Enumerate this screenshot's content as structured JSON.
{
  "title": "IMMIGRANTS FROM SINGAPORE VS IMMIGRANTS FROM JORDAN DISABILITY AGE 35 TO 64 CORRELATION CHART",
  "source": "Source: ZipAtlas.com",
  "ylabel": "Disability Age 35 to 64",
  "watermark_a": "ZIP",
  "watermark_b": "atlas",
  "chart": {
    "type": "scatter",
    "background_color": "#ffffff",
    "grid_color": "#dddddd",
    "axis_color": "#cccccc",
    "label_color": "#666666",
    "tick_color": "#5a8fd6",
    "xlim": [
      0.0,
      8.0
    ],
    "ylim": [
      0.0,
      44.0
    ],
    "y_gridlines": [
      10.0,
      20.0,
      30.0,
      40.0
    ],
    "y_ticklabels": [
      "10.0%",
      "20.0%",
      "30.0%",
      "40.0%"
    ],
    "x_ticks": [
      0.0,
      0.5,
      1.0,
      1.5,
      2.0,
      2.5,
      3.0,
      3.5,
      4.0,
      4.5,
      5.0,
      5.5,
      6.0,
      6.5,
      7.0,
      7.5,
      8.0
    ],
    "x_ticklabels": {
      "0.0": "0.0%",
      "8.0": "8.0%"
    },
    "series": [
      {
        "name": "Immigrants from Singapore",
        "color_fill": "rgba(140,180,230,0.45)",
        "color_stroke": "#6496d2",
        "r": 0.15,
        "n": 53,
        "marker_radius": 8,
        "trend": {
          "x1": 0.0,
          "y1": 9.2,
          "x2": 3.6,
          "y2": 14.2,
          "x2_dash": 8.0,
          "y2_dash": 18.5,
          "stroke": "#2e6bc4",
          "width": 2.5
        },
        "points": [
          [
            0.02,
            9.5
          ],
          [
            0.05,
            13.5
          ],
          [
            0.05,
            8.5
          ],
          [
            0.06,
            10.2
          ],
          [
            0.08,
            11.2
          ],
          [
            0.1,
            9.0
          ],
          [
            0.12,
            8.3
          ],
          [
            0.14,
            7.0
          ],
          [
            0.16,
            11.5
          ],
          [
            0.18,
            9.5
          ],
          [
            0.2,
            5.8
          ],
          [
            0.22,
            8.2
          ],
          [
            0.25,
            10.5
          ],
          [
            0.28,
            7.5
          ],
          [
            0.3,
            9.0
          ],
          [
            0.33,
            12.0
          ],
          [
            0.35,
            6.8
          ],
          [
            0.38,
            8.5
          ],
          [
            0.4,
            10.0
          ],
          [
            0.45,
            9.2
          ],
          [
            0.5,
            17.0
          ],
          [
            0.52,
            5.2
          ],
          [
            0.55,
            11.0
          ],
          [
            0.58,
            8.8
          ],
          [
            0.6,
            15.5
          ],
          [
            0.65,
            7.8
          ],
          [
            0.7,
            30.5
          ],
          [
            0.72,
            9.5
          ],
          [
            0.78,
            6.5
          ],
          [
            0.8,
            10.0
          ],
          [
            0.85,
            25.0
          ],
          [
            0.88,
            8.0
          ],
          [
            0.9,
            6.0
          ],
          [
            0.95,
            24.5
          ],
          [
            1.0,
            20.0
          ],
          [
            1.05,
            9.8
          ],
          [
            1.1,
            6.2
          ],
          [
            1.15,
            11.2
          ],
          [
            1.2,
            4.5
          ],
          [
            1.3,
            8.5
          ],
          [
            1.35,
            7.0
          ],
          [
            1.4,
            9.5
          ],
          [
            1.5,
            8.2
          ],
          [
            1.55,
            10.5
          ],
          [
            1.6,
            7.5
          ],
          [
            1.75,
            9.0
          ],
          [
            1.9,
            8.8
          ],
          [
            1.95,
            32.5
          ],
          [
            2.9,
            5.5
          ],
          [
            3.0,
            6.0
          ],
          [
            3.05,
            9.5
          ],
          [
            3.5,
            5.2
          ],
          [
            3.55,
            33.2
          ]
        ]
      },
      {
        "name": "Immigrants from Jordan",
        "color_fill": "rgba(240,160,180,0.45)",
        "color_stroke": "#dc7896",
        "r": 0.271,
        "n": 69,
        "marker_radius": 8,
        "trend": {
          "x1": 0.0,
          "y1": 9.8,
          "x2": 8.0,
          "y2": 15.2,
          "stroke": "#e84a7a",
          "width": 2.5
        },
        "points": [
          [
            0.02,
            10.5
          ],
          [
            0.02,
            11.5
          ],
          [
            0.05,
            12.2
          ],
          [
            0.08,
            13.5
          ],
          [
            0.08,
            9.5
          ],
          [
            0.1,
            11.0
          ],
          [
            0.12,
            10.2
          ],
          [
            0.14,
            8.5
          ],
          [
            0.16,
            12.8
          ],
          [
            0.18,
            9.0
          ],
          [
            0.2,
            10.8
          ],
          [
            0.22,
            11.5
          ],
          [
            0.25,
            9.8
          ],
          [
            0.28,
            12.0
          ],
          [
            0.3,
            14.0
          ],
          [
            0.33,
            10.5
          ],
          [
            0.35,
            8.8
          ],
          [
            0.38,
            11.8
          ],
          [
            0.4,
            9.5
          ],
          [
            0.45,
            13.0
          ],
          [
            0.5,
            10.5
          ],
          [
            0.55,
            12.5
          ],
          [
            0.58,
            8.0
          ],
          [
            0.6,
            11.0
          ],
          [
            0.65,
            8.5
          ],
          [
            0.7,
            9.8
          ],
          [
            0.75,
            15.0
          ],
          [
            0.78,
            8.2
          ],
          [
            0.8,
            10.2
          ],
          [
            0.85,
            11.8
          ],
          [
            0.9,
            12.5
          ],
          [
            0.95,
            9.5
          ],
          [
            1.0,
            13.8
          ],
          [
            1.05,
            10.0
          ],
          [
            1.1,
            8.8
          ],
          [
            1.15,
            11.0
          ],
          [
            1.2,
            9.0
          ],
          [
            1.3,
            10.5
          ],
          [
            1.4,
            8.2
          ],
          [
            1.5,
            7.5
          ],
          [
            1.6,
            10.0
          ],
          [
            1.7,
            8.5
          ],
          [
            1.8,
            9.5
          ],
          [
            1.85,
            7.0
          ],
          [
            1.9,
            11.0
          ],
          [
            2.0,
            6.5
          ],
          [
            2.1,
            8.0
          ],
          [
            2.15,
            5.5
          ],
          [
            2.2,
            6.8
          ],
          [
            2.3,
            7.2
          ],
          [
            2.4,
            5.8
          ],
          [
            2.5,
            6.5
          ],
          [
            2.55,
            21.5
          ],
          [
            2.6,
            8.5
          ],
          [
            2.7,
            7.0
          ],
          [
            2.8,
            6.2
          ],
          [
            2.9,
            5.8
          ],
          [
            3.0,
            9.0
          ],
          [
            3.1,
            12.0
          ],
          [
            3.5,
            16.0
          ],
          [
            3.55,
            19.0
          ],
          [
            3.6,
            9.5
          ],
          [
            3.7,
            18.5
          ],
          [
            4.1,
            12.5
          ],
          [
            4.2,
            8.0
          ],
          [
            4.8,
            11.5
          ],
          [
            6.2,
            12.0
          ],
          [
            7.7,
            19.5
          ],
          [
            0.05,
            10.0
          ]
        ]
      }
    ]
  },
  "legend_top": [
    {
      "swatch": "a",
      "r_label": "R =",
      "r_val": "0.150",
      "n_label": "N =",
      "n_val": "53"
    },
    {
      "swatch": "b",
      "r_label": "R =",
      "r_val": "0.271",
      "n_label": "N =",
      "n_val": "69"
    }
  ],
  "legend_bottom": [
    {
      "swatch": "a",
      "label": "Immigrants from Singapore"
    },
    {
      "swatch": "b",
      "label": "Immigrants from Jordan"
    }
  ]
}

★ ★ ★ ★ ★ ★ ★

REQUIRED TASK »
Set down the listing in full, keeping every word exactly as it is.

OUTPUT BELOW »
Enumerate this screenshot's content as structured JSON.
{
  "title": "IMMIGRANTS FROM SINGAPORE VS IMMIGRANTS FROM JORDAN DISABILITY AGE 35 TO 64 CORRELATION CHART",
  "source": "Source: ZipAtlas.com",
  "ylabel": "Disability Age 35 to 64",
  "watermark_a": "ZIP",
  "watermark_b": "atlas",
  "chart": {
    "type": "scatter",
    "background_color": "#ffffff",
    "grid_color": "#dddddd",
    "axis_color": "#cccccc",
    "label_color": "#666666",
    "tick_color": "#5a8fd6",
    "xlim": [
      0.0,
      8.0
    ],
    "ylim": [
      0.0,
      44.0
    ],
    "y_gridlines": [
      10.0,
      20.0,
      30.0,
      40.0
    ],
    "y_ticklabels": [
      "10.0%",
      "20.0%",
      "30.0%",
      "40.0%"
    ],
    "x_ticks": [
      0.0,
      0.5,
      1.0,
      1.5,
      2.0,
      2.5,
      3.0,
      3.5,
      4.0,
      4.5,
      5.0,
      5.5,
      6.0,
      6.5,
      7.0,
      7.5,
      8.0
    ],
    "x_ticklabels": {
      "0.0": "0.0%",
      "8.0": "8.0%"
    },
    "series": [
      {
        "name": "Immigrants from Singapore",
        "color_fill": "rgba(140,180,230,0.45)",
        "color_stroke": "#6496d2",
        "r": 0.15,
        "n": 53,
        "marker_radius": 8,
        "trend": {
          "x1": 0.0,
          "y1": 9.2,
          "x2": 3.6,
          "y2": 14.2,
          "x2_dash": 8.0,
          "y2_dash": 18.5,
          "stroke": "#2e6bc4",
          "width": 2.5
        },
        "points": [
          [
            0.02,
            9.5
          ],
          [
            0.05,
            13.5
          ],
          [
            0.05,
            8.5
          ],
          [
            0.06,
            10.2
          ],
          [
            0.08,
            11.2
          ],
          [
            0.1,
            9.0
          ],
          [
            0.12,
            8.3
          ],
          [
            0.14,
            7.0
          ],
          [
            0.16,
            11.5
          ],
          [
            0.18,
            9.5
          ],
          [
            0.2,
            5.8
          ],
          [
            0.22,
            8.2
          ],
          [
            0.25,
            10.5
          ],
          [
            0.28,
            7.5
          ],
          [
            0.3,
            9.0
          ],
          [
            0.33,
            12.0
          ],
          [
            0.35,
            6.8
          ],
          [
            0.38,
            8.5
          ],
          [
            0.4,
            10.0
          ],
          [
            0.45,
            9.2
          ],
          [
            0.5,
            17.0
          ],
          [
            0.52,
            5.2
          ],
          [
            0.55,
            11.0
          ],
          [
            0.58,
            8.8
          ],
          [
            0.6,
            15.5
          ],
          [
            0.65,
            7.8
          ],
          [
            0.7,
            30.5
          ],
          [
            0.72,
            9.5
          ],
          [
            0.78,
            6.5
          ],
          [
            0.8,
            10.0
          ],
          [
            0.85,
            25.0
          ],
          [
            0.88,
            8.0
          ],
          [
            0.9,
            6.0
          ],
          [
            0.95,
            24.5
          ],
          [
            1.0,
            20.0
          ],
          [
            1.05,
            9.8
          ],
          [
            1.1,
            6.2
          ],
          [
            1.15,
            11.2
          ],
          [
            1.2,
            4.5
          ],
          [
            1.3,
            8.5
          ],
          [
            1.35,
            7.0
          ],
          [
            1.4,
            9.5
          ],
          [
            1.5,
            8.2
          ],
          [
            1.55,
            10.5
          ],
          [
            1.6,
            7.5
          ],
          [
            1.75,
            9.0
          ],
          [
            1.9,
            8.8
          ],
          [
            1.95,
            32.5
          ],
          [
            2.9,
            5.5
          ],
          [
            3.0,
            6.0
          ],
          [
            3.05,
            9.5
          ],
          [
            3.5,
            5.2
          ],
          [
            3.55,
            33.2
          ]
        ]
      },
      {
        "name": "Immigrants from Jordan",
        "color_fill": "rgba(240,160,180,0.45)",
        "color_stroke": "#dc7896",
        "r": 0.271,
        "n": 69,
        "marker_radius": 8,
        "trend": {
          "x1": 0.0,
          "y1": 9.8,
          "x2": 8.0,
          "y2": 15.2,
          "stroke": "#e84a7a",
          "width": 2.5
        },
        "points": [
          [
            0.02,
            10.5
          ],
          [
            0.02,
            11.5
          ],
          [
            0.05,
            12.2
          ],
          [
            0.08,
            13.5
          ],
          [
            0.08,
            9.5
          ],
          [
            0.1,
            11.0
          ],
          [
            0.12,
            10.2
          ],
          [
            0.14,
            8.5
          ],
          [
            0.16,
            12.8
          ],
          [
            0.18,
            9.0
          ],
          [
            0.2,
            10.8
          ],
          [
            0.22,
            11.5
          ],
          [
            0.25,
            9.8
          ],
          [
            0.28,
            12.0
          ],
          [
            0.3,
            14.0
          ],
          [
            0.33,
            10.5
          ],
          [
            0.35,
            8.8
          ],
          [
            0.38,
            11.8
          ],
          [
            0.4,
            9.5
          ],
          [
            0.45,
            13.0
          ],
          [
            0.5,
            10.5
          ],
          [
            0.55,
            12.5
          ],
          [
            0.58,
            8.0
          ],
          [
            0.6,
            11.0
          ],
          [
            0.65,
            8.5
          ],
          [
            0.7,
            9.8
          ],
          [
            0.75,
            15.0
          ],
          [
            0.78,
            8.2
          ],
          [
            0.8,
            10.2
          ],
          [
            0.85,
            11.8
          ],
          [
            0.9,
            12.5
          ],
          [
            0.95,
            9.5
          ],
          [
            1.0,
            13.8
          ],
          [
            1.05,
            10.0
          ],
          [
            1.1,
            8.8
          ],
          [
            1.15,
            11.0
          ],
          [
            1.2,
            9.0
          ],
          [
            1.3,
            10.5
          ],
          [
            1.4,
            8.2
          ],
          [
            1.5,
            7.5
          ],
          [
            1.6,
            10.0
          ],
          [
            1.7,
            8.5
          ],
          [
            1.8,
            9.5
          ],
          [
            1.85,
            7.0
          ],
          [
            1.9,
            11.0
          ],
          [
            2.0,
            6.5
          ],
          [
            2.1,
            8.0
          ],
          [
            2.15,
            5.5
          ],
          [
            2.2,
            6.8
          ],
          [
            2.3,
            7.2
          ],
          [
            2.4,
            5.8
          ],
          [
            2.5,
            6.5
          ],
          [
            2.55,
            21.5
          ],
          [
            2.6,
            8.5
          ],
          [
            2.7,
            7.0
          ],
          [
            2.8,
            6.2
          ],
          [
            2.9,
            5.8
          ],
          [
            3.0,
            9.0
          ],
          [
            3.1,
            12.0
          ],
          [
            3.5,
            16.0
          ],
          [
            3.55,
            19.0
          ],
          [
            3.6,
            9.5
          ],
          [
            3.7,
            18.5
          ],
          [
            4.1,
            12.5
          ],
          [
            4.2,
            8.0
          ],
          [
            4.8,
            11.5
          ],
          [
            6.2,
            12.0
          ],
          [
            7.7,
            19.5
          ],
          [
            0.05,
            10.0
          ]
        ]
      }
    ]
  },
  "legend_top": [
    {
      "swatch": "a",
      "r_label": "R =",
      "r_val": "0.150",
      "n_label": "N =",
      "n_val": "53"
    },
    {
      "swatch": "b",
      "r_label": "R =",
      "r_val": "0.271",
      "n_label": "N =",
      "n_val": "69"
    }
  ],
  "legend_bottom": [
    {
      "swatch": "a",
      "label": "Immigrants from Singapore"
    },
    {
      "swatch": "b",
      "label": "Immigrants from Jordan"
    }
  ]
}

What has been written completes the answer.